PAGE EXTRACT:
+ + + + +

Inductively Coupled Plasma-Optical Emission Spectrometry (ICP-OES)
ICP-OES began in 1964. Many advances have been made since the first commercial instruments were first introduced to the analytical field. As with most new techniques, the original optical emission results using ICP sources were not spectacular. The technique continued to be refined as sources of background “noise” were determined and eliminated, and gas flows, torch designs, and plasma settings were optimized. By 1973, the low detection limits, freedom from inferences, and long linear working ranges obtained with the ICP proved that it was clearly an emission source superior to those used previously in analytical optical emission spectrometry. Since that time, an increasing number of academic, governmental, and industrial researchers have joined in the development of the ICP.
Summary of Method
An ICP source consists of a flowing stream of argon gas ionized by an applied radio frequency field. This field is inductively coupled to the ionized gas by a water-cooled coil surrounding a torch that supports the plasma. A sample aerosol is generated in an appropriate nebulizer and is carried into the plasma through an injector located within the torch. The sample is injected directly into the ICP, subjecting the constituent atoms to temperatures of about 6000-8000 Kelvin (10,340-13, 940 Fahrenheit). Because this results in almost complete dissociation of molecules, significant reduction in chemical inferences is achieved. The high temperature of the plasma excites atomic emission. Ionization of a high percentage of atoms produces ionic emission spectra. The light emitted by the ICP is focused onto the entrance slit of a monochromator that effects dispersion. An exit slit is used to isolate a portion of the emission spectrum for intensity measurement using a photomultiplier tube. The light emitted by the atoms or ions in the ICP is converted to electrical signals by the photomultiplier in the spectrometer. The intensity of the electron signal is compared to previous intensities of known concentration of the element, and a concentration is computed for reporting purposes.
Our division currently operates an ICP-OES model Optima 3300, manufactured by Perkin-Elmer Corporation. This unit is used detect trace metals in various media.
Gas Chromatography and Gas Chromatography/Mass Spectroscopy (GC-MS)
These are used to detect and quantitate specific organic contaminants. GC analysis separates all of the components in a sample and provides spectral output. The sample is injected onto the injection port of the GC. The instrument vaporizes the sample and then separates and analyzes the various components. Our lab uses the Flame-Ionization Detector Gas Chromatograph (FID-GC) to detect oil or solvents from spills and illegal dumping. The Electron Capture Detector Gas Chromatograph (ECD-GC) is used to identify polychlorinated biphenyls (PCBs) in media. GC/MS combines the separating power of gas chromatography with the sensitivity and specific characterization of mass spectroscopy. After a sample is introduced and volatilized, the individual components of a mixture are separated on a GC column and then characterized using a mass selective detector. In many cases the components can be directly identified from their mass spectra using the library database.

+ + + + +

EXCERPTED RECORDS:

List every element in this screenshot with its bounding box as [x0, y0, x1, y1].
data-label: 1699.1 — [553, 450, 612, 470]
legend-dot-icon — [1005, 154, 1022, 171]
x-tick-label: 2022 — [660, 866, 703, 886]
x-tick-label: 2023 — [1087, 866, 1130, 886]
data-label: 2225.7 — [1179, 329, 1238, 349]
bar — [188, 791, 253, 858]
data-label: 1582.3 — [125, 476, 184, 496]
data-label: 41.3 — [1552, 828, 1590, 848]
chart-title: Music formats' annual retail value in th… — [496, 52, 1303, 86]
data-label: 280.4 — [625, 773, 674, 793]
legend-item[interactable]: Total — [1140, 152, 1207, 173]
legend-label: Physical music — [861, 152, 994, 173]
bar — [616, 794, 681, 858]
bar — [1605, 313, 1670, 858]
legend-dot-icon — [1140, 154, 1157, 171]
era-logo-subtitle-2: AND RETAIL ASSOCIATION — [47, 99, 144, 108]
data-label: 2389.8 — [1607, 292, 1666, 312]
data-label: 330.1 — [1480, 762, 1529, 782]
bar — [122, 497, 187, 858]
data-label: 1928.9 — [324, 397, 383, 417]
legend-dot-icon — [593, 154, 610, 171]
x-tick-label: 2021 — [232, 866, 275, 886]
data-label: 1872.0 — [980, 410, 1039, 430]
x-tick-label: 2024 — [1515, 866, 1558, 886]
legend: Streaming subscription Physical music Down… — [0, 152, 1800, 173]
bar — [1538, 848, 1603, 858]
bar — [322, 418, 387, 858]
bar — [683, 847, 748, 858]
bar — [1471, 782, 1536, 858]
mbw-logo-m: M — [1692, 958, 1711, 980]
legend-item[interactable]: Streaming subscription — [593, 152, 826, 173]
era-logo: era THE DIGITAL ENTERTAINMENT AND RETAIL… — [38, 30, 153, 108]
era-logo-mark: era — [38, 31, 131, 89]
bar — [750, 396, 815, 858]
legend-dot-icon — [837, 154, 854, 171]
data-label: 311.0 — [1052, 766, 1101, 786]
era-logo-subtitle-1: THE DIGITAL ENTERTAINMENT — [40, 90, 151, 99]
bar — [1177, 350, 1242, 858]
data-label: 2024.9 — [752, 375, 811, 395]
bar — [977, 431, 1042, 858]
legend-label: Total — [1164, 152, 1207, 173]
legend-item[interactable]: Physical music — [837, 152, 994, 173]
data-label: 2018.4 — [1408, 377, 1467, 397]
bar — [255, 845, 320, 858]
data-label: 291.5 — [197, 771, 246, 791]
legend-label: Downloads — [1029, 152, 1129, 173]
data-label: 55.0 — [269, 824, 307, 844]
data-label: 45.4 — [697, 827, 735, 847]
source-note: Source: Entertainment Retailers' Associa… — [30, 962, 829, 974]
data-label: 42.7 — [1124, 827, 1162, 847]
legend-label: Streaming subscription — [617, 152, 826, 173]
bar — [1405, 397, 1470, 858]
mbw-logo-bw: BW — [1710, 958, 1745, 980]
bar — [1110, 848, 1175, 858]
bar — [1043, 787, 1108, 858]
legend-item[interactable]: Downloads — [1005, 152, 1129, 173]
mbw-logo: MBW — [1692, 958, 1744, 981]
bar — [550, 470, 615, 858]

+ + + + +

ACTION ITEM: Can you write the next part of the page on lab analysis instruments, picking up after its last sentence about the GC/MS library database? The rows have nothing to do with the instrument text and are separate material.

ANSWER BOX:
Our lab uses a purge and trap along with the gas chromatograph and mass spectrometer for analyzing volatile organic samples. This devise purges volatile materials from a water sample by bubbling an inert gas through the sample, and then traps the volatiles on a charcoal filter for further analysis.
Fourier Transform Infrared Spectrometer (FT-IR)
This instrument is used to identify unknown solids and liquids. Infrared spectrometry is a technique that involves exposing samples to various wavelengths of light and observing the response. Molecular bonds bend and stretch in different ways depending on the structure of the molecule and the functional groups attached. Individual compounds produce unique spectra that can be used to identify the substance. FT-IR is an advanced infrared spectrometry technique that allows the spectrometer to see all of the wavelengths at all times, improving both speed and resolution.
Ion Chromatography
This instrument allows for simultaneous analyses of multiple ion parameters on a single sample. Through ion exchange, the various ions are identified by their respective retention times and concentrations are determined by conductivity. Although conventional colorimetric and trimetric methods were used for determining individual ions, only ion chromatography provides a single instrumental technique that can be used for rapid, sequential measurement. In addition, ion chromatography eliminates the need to use hazardous reagents, and effectively distinguishes among halides and oxyions.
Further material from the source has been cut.